**Page**

################

Re: PageRanking with DIH

2012-06-14 Thread Chris Hostetter

: I have computed pagerank offline for document set dump.  I ideally
: want to use pagerank and solr relevency score together in formula to
: sort search solr result.  I have already looked at
: 
http://wiki.apache.org/solr/SolrRelevancyFAQ#How_can_I_increase_the_score_for_specific_documents
: and found that indextimeboost is useful. I want to know how can I use
: indextimeboost ?

i would strongly suggest thta instead of using index time boost you use 
a boost function on a numeric field (the very next section of that 
SolrRelevancyFAQ)

I've updated the page to try and make this alternative method more 
obvious, and mentioned the use of ExternalFileField (for the case where 
you want to be able to update these rankings w/o reindexing)

http://wiki.apache.org/solr/SolrRelevancyFAQ#How_can_I_increase_the_score_for_specific_documents
http://wiki.apache.org/solr/SolrRelevancyFAQ#How_can_I_change_the_score_of_a_document_based_on_the_.2Avalue.2A_of_a_field_.28say.2C_.22popularity.22.29

-Hoss


PageRanking with DIH

2012-06-12 Thread vineet yadav
Hi,
I have indexed documents and computed pagerank for documents. I want
to update pagerank for indexed document and sort solr search result
with pagerank.
 I did some research and found that  index time boost can be used, but
I don't know how to use it. Can I boost document at index time  with
DIH ? Can anybody help me in this regard ? Can I use Solr relevancy
score with PageRanking score to sort search result?  Any suggestions
are welcome
!!
Thanks


Re: PageRanking with DIH

2012-06-12 Thread Gora Mohanty
On 12 June 2012 13:04, vineet yadav vineet.yadav.i...@gmail.com wrote:
 Hi,
 I have indexed documents and computed pagerank for documents. I want
 to update pagerank for indexed document and sort solr search result
 with pagerank.

Your question is not entirely clear: What is pagerank in this case?
A custom score that you can compute at indexing time, and by
which you want to order retrieved results? If so, just add a pagerank
field to your Solr records, ignore Solr's order, and instead sort results
by that field.

  I did some research and found that  index time boost can be used, but
 I don't know how to use it. Can I boost document at index time  with
 DIH ? Can anybody help me in this regard ? Can I use Solr relevancy
 score with PageRanking score to sort search result?  Any suggestions
 are welcome

This is confused: Do you want your pagerank as the sole basis for
the ranking of returned results, or do you want it to be one of multiple
(weighted) criteria? Maybe you should read
http://wiki.apache.org/solr/SolrRelevancyFAQ

Regards,
Gora


Re: PageRanking with DIH

2012-06-12 Thread vineet yadav
Hi Gora,
Thanks for reply.
I have computed pagerank offline for document set dump.  I ideally
want to use pagerank and solr relevency score together in formula to
sort search solr result.  I have already looked at
http://wiki.apache.org/solr/SolrRelevancyFAQ#How_can_I_increase_the_score_for_specific_documents
and found that indextimeboost is useful. I want to know how can I use
indextimeboost ?

################

**Listed entries**
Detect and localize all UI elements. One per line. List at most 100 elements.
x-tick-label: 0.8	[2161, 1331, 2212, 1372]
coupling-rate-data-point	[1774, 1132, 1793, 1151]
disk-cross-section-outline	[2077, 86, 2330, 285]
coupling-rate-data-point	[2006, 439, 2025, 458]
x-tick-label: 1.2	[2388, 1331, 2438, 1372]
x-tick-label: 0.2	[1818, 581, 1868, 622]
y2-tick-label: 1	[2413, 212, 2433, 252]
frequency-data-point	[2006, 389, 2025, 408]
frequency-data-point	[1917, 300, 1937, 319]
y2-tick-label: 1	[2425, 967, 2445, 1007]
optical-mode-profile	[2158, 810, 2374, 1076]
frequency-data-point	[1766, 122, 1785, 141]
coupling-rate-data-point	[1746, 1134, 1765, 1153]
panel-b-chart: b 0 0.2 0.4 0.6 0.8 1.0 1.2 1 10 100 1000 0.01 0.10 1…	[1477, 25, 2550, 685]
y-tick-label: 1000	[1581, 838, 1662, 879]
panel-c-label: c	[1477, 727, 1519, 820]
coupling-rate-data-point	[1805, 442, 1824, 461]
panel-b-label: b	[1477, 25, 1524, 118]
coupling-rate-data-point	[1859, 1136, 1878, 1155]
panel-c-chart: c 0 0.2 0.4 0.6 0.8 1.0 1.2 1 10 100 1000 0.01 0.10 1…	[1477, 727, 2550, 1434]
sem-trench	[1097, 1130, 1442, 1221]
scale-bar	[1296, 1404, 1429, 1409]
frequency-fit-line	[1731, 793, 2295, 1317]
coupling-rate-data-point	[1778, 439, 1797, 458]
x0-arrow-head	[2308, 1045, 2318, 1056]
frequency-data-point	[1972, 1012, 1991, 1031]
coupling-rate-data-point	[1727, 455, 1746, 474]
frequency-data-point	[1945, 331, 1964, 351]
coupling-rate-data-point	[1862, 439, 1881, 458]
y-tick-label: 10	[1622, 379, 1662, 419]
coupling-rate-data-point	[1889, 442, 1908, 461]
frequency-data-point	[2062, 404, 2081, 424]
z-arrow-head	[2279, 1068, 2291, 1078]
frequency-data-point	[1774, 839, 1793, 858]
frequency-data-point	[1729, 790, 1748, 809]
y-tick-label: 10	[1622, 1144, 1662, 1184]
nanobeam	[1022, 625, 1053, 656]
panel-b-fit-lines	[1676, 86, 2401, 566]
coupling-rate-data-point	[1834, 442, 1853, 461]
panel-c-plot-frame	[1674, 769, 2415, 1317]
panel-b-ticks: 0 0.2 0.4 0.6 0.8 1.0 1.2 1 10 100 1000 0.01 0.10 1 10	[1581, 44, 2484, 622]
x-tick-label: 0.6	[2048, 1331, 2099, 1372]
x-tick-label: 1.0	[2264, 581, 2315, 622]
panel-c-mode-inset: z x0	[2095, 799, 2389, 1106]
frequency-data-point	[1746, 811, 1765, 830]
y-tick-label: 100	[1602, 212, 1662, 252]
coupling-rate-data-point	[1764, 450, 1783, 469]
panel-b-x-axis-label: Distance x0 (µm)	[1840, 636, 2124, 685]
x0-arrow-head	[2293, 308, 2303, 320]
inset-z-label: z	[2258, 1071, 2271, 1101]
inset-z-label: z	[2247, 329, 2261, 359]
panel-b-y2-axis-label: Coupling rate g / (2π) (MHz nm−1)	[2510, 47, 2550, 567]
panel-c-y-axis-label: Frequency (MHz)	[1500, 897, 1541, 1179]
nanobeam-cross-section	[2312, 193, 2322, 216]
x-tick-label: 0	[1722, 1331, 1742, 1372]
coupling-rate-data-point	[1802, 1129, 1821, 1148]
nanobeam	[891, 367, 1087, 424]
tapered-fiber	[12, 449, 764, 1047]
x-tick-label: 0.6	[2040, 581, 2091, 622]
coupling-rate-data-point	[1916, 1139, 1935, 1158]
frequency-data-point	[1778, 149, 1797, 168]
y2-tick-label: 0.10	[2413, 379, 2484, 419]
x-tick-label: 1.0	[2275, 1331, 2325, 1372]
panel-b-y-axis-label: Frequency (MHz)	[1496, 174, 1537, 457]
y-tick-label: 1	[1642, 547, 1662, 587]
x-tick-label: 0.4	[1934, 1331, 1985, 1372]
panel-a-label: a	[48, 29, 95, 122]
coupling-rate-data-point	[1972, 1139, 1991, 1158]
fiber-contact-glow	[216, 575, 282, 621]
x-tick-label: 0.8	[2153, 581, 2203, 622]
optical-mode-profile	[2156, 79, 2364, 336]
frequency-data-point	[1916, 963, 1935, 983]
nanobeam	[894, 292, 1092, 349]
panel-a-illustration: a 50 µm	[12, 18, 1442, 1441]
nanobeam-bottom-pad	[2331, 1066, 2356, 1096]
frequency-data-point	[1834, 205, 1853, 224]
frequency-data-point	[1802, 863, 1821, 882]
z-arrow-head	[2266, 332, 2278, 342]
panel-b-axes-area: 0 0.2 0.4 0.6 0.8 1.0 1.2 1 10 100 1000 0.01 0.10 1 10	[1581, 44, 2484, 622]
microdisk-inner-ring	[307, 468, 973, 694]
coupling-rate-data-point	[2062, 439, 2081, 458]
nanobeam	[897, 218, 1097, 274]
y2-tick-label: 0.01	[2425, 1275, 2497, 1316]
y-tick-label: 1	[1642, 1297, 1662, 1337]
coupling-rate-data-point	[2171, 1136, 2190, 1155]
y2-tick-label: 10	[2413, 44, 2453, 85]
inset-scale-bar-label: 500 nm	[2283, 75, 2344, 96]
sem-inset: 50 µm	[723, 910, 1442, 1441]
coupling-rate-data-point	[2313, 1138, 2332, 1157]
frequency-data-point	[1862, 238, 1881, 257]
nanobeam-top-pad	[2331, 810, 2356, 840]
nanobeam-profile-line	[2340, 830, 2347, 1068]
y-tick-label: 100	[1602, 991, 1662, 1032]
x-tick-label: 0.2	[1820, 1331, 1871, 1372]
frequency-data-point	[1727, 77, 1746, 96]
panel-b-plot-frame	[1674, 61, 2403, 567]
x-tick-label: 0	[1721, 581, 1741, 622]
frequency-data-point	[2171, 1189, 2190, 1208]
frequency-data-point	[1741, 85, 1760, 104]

################

**Problems to solve**
a. Summarize the thread in two sentences.
b. Using the thread, say whether each statement agrees with it: (i) Gora Mohanty asks what pagerank means in this case; (ii) Chris Hostetter recommends index time boost over a boost function; (iii) ExternalFileField is mentioned for updating rankings without reindexing. Answer yes or no for each and quote the deciding words.
The records are separate material, apart from the thread.

**Complete answers**
a. Vineet Yadav has computed pagerank offline for a document set and asks how to use index time boost so that pagerank and the Solr relevancy score can be combined to sort search results. Gora Mohanty suggests adding a pagerank field and sorting results by it, while Chris Hostetter recommends a boost function on a numeric field instead of index time boost and mentions ExternalFileField for updating rankings without reindexing.

b.
(i) Yes: "What is pagerank in this case?"
(ii) No: "instead of using index time boost you use a boost function on a numeric field"
(iii) Yes: "for the case where you want to be able to update these rankings w/o reindexing"